(AIM OF THE EXERCISE) Write out the material exactly. Do not include the pictures.
─── DATA EXTRACT ───
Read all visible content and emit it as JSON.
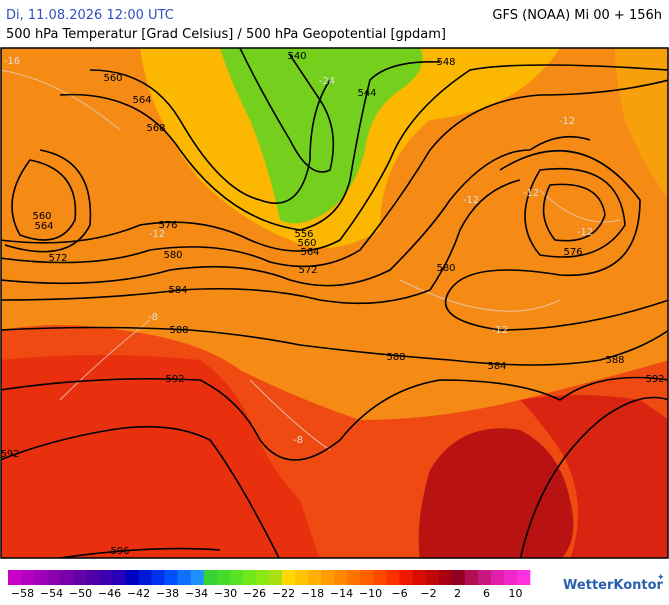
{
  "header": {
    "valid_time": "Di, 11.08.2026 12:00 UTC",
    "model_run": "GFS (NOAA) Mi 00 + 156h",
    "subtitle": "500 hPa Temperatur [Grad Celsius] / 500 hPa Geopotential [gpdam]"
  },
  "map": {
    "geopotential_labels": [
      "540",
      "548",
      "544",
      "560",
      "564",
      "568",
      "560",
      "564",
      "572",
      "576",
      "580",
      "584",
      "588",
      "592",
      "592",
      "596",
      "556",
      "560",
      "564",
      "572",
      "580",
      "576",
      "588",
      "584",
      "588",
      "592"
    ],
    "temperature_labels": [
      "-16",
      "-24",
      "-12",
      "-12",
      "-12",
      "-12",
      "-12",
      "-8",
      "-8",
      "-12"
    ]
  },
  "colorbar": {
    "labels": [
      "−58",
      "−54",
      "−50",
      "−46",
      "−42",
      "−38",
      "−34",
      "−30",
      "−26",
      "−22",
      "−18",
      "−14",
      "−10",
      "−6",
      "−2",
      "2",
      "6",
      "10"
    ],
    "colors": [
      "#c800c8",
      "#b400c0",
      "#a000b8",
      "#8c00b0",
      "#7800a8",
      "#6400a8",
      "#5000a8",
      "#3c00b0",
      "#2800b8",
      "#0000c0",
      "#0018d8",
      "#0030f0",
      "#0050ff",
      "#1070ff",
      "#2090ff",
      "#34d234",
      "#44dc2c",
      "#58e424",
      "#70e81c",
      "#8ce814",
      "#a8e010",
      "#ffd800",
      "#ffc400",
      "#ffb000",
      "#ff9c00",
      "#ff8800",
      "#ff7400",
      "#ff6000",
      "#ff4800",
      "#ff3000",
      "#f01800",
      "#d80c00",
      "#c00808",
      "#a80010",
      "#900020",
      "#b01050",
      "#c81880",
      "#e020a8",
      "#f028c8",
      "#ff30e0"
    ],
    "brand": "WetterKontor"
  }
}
───
(RESULT)
Read all visible content and emit it as JSON.
{
  "header": {
    "valid_time": "Di, 11.08.2026 12:00 UTC",
    "model_run": "GFS (NOAA) Mi 00 + 156h",
    "subtitle": "500 hPa Temperatur [Grad Celsius] / 500 hPa Geopotential [gpdam]"
  },
  "map": {
    "geopotential_labels": [
      "540",
      "548",
      "544",
      "560",
      "564",
      "568",
      "560",
      "564",
      "572",
      "576",
      "580",
      "584",
      "588",
      "592",
      "592",
      "596",
      "556",
      "560",
      "564",
      "572",
      "580",
      "576",
      "588",
      "584",
      "588",
      "592"
    ],
    "temperature_labels": [
      "-16",
      "-24",
      "-12",
      "-12",
      "-12",
      "-12",
      "-12",
      "-8",
      "-8",
      "-12"
    ]
  },
  "colorbar": {
    "labels": [
      "−58",
      "−54",
      "−50",
      "−46",
      "−42",
      "−38",
      "−34",
      "−30",
      "−26",
      "−22",
      "−18",
      "−14",
      "−10",
      "−6",
      "−2",
      "2",
      "6",
      "10"
    ],
    "colors": [
      "#c800c8",
      "#b400c0",
      "#a000b8",
      "#8c00b0",
      "#7800a8",
      "#6400a8",
      "#5000a8",
      "#3c00b0",
      "#2800b8",
      "#0000c0",
      "#0018d8",
      "#0030f0",
      "#0050ff",
      "#1070ff",
      "#2090ff",
      "#34d234",
      "#44dc2c",
      "#58e424",
      "#70e81c",
      "#8ce814",
      "#a8e010",
      "#ffd800",
      "#ffc400",
      "#ffb000",
      "#ff9c00",
      "#ff8800",
      "#ff7400",
      "#ff6000",
      "#ff4800",
      "#ff3000",
      "#f01800",
      "#d80c00",
      "#c00808",
      "#a80010",
      "#900020",
      "#b01050",
      "#c81880",
      "#e020a8",
      "#f028c8",
      "#ff30e0"
    ],
    "brand": "WetterKontor"
  }
}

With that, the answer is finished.